_Task description_. Copy every record exactly, and keep the pictures out.

Data entries:
────────────────────
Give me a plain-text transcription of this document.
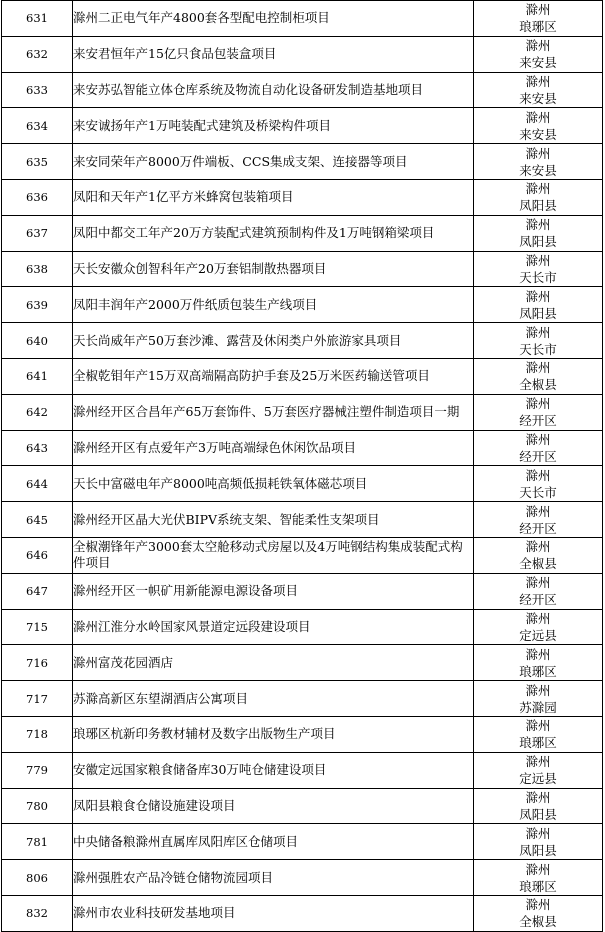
631	滁州二正电气年产4800套各型配电控制柜项目	滁州
琅琊区

632	来安君恒年产15亿只食品包装盒项目	滁州
来安县

633	来安苏弘智能立体仓库系统及物流自动化设备研发制造基地项目	滁州
来安县

634	来安诚扬年产1万吨装配式建筑及桥梁构件项目	滁州
来安县

635	来安同荣年产8000万件端板、CCS集成支架、连接器等项目	滁州
来安县

636	凤阳和天年产1亿平方米蜂窝包装箱项目	滁州
凤阳县

637	凤阳中都交工年产20万方装配式建筑预制构件及1万吨钢箱梁项目	滁州
凤阳县

638	天长安徽众创智科年产20万套铝制散热器项目	滁州
天长市

639	凤阳丰润年产2000万件纸质包装生产线项目	滁州
凤阳县

640	天长尚威年产50万套沙滩、露营及休闲类户外旅游家具项目	滁州
天长市

641	全椒乾钼年产15万双高端隔高防护手套及25万米医药输送管项目	滁州
全椒县

642	滁州经开区合昌年产65万套饰件、5万套医疗器械注塑件制造项目一期	滁州
经开区

643	滁州经开区有点爱年产3万吨高端绿色休闲饮品项目	滁州
经开区

644	天长中富磁电年产8000吨高频低损耗铁氧体磁芯项目	滁州
天长市

645	滁州经开区晶大光伏BIPV系统支架、智能柔性支架项目	滁州
经开区

646	全椒潮锋年产3000套太空舱移动式房屋以及4万吨钢结构集成装配式构件项目	滁州
全椒县

647	滁州经开区一帜矿用新能源电源设备项目	滁州
经开区

715	滁州江淮分水岭国家风景道定远段建设项目	滁州
定远县

716	滁州富茂花园酒店	滁州
琅琊区

717	苏滁高新区东望湖酒店公寓项目	滁州
苏滁园

718	琅琊区杭新印务教材辅材及数字出版物生产项目	滁州
琅琊区

779	安徽定远国家粮食储备库30万吨仓储建设项目	滁州
定远县

780	凤阳县粮食仓储设施建设项目	滁州
凤阳县

781	中央储备粮滁州直属库凤阳库区仓储项目	滁州
凤阳县

806	滁州强胜农产品冷链仓储物流园项目	滁州
琅琊区

832	滁州市农业科技研发基地项目	滁州
全椒县
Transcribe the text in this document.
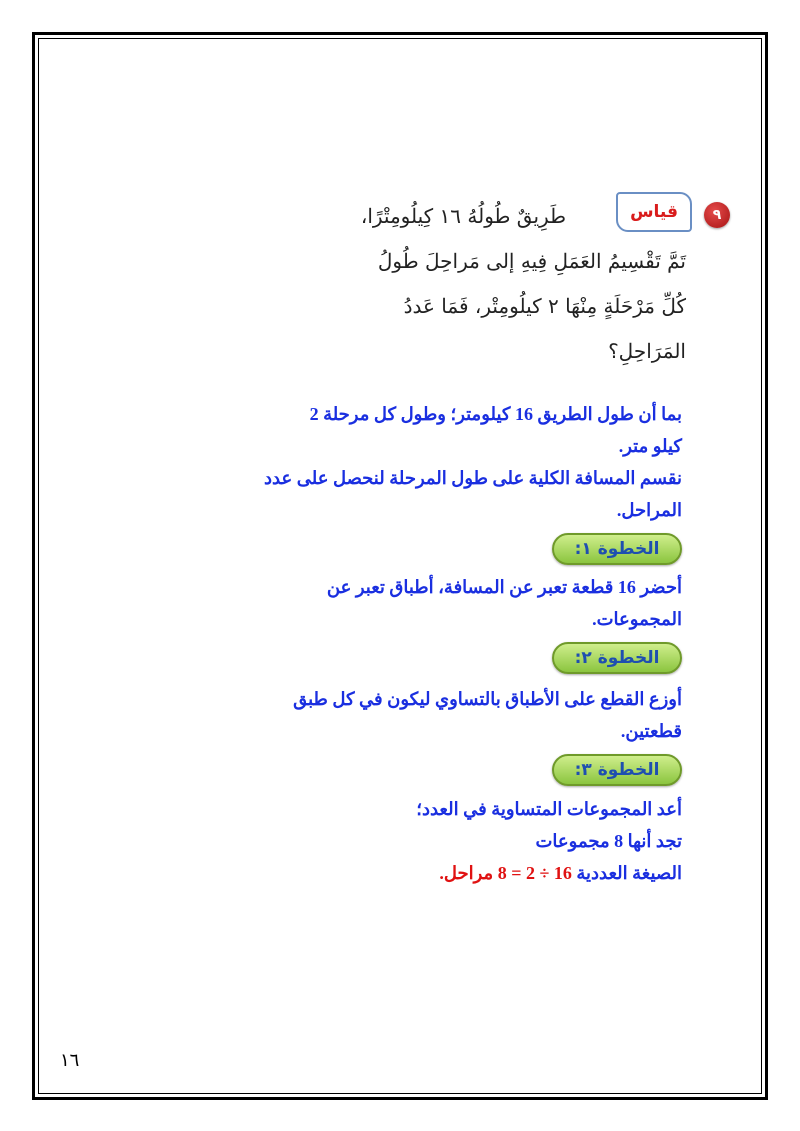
٩
قياس
طَرِيقٌ طُولُهُ ١٦ كِيلُومِتْرًا،
تَمَّ تَقْسِيمُ العَمَلِ فِيهِ إلى مَراحِلَ طُولُ
كُلِّ مَرْحَلَةٍ مِنْهَا ٢ كيلُومِتْر، فَمَا عَددُ
المَرَاحِلِ؟
بما أن طول الطريق 16 كيلومتر؛ وطول كل مرحلة 2
كيلو متر.
نقسم المسافة الكلية على طول المرحلة لنحصل على عدد
المراحل.
الخطوة ١:
أحضر 16 قطعة تعبر عن المسافة، أطباق تعبر عن
المجموعات.
الخطوة ٢:
أوزع القطع على الأطباق بالتساوي ليكون في كل طبق
قطعتين.
الخطوة ٣:
أعد المجموعات المتساوية في العدد؛
تجد أنها 8 مجموعات
الصيغة العددية 16 ÷ 2 = 8 مراحل.
١٦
────────────────────
_Task solution_.
Give me a plain-text transcription of this document.
631	滁州二正电气年产4800套各型配电控制柜项目	滁州
琅琊区

632	来安君恒年产15亿只食品包装盒项目	滁州
来安县

633	来安苏弘智能立体仓库系统及物流自动化设备研发制造基地项目	滁州
来安县

634	来安诚扬年产1万吨装配式建筑及桥梁构件项目	滁州
来安县

635	来安同荣年产8000万件端板、CCS集成支架、连接器等项目	滁州
来安县

636	凤阳和天年产1亿平方米蜂窝包装箱项目	滁州
凤阳县

637	凤阳中都交工年产20万方装配式建筑预制构件及1万吨钢箱梁项目	滁州
凤阳县

638	天长安徽众创智科年产20万套铝制散热器项目	滁州
天长市

639	凤阳丰润年产2000万件纸质包装生产线项目	滁州
凤阳县

640	天长尚威年产50万套沙滩、露营及休闲类户外旅游家具项目	滁州
天长市

641	全椒乾钼年产15万双高端隔高防护手套及25万米医药输送管项目	滁州
全椒县

642	滁州经开区合昌年产65万套饰件、5万套医疗器械注塑件制造项目一期	滁州
经开区

643	滁州经开区有点爱年产3万吨高端绿色休闲饮品项目	滁州
经开区

644	天长中富磁电年产8000吨高频低损耗铁氧体磁芯项目	滁州
天长市

645	滁州经开区晶大光伏BIPV系统支架、智能柔性支架项目	滁州
经开区

646	全椒潮锋年产3000套太空舱移动式房屋以及4万吨钢结构集成装配式构件项目	滁州
全椒县

647	滁州经开区一帜矿用新能源电源设备项目	滁州
经开区

715	滁州江淮分水岭国家风景道定远段建设项目	滁州
定远县

716	滁州富茂花园酒店	滁州
琅琊区

717	苏滁高新区东望湖酒店公寓项目	滁州
苏滁园

718	琅琊区杭新印务教材辅材及数字出版物生产项目	滁州
琅琊区

779	安徽定远国家粮食储备库30万吨仓储建设项目	滁州
定远县

780	凤阳县粮食仓储设施建设项目	滁州
凤阳县

781	中央储备粮滁州直属库凤阳库区仓储项目	滁州
凤阳县

806	滁州强胜农产品冷链仓储物流园项目	滁州
琅琊区

832	滁州市农业科技研发基地项目	滁州
全椒县
Transcribe the text in this document.
٩
قياس
طَرِيقٌ طُولُهُ ١٦ كِيلُومِتْرًا،
تَمَّ تَقْسِيمُ العَمَلِ فِيهِ إلى مَراحِلَ طُولُ
كُلِّ مَرْحَلَةٍ مِنْهَا ٢ كيلُومِتْر، فَمَا عَددُ
المَرَاحِلِ؟
بما أن طول الطريق 16 كيلومتر؛ وطول كل مرحلة 2
كيلو متر.
نقسم المسافة الكلية على طول المرحلة لنحصل على عدد
المراحل.
الخطوة ١:
أحضر 16 قطعة تعبر عن المسافة، أطباق تعبر عن
المجموعات.
الخطوة ٢:
أوزع القطع على الأطباق بالتساوي ليكون في كل طبق
قطعتين.
الخطوة ٣:
أعد المجموعات المتساوية في العدد؛
تجد أنها 8 مجموعات
الصيغة العددية 16 ÷ 2 = 8 مراحل.
١٦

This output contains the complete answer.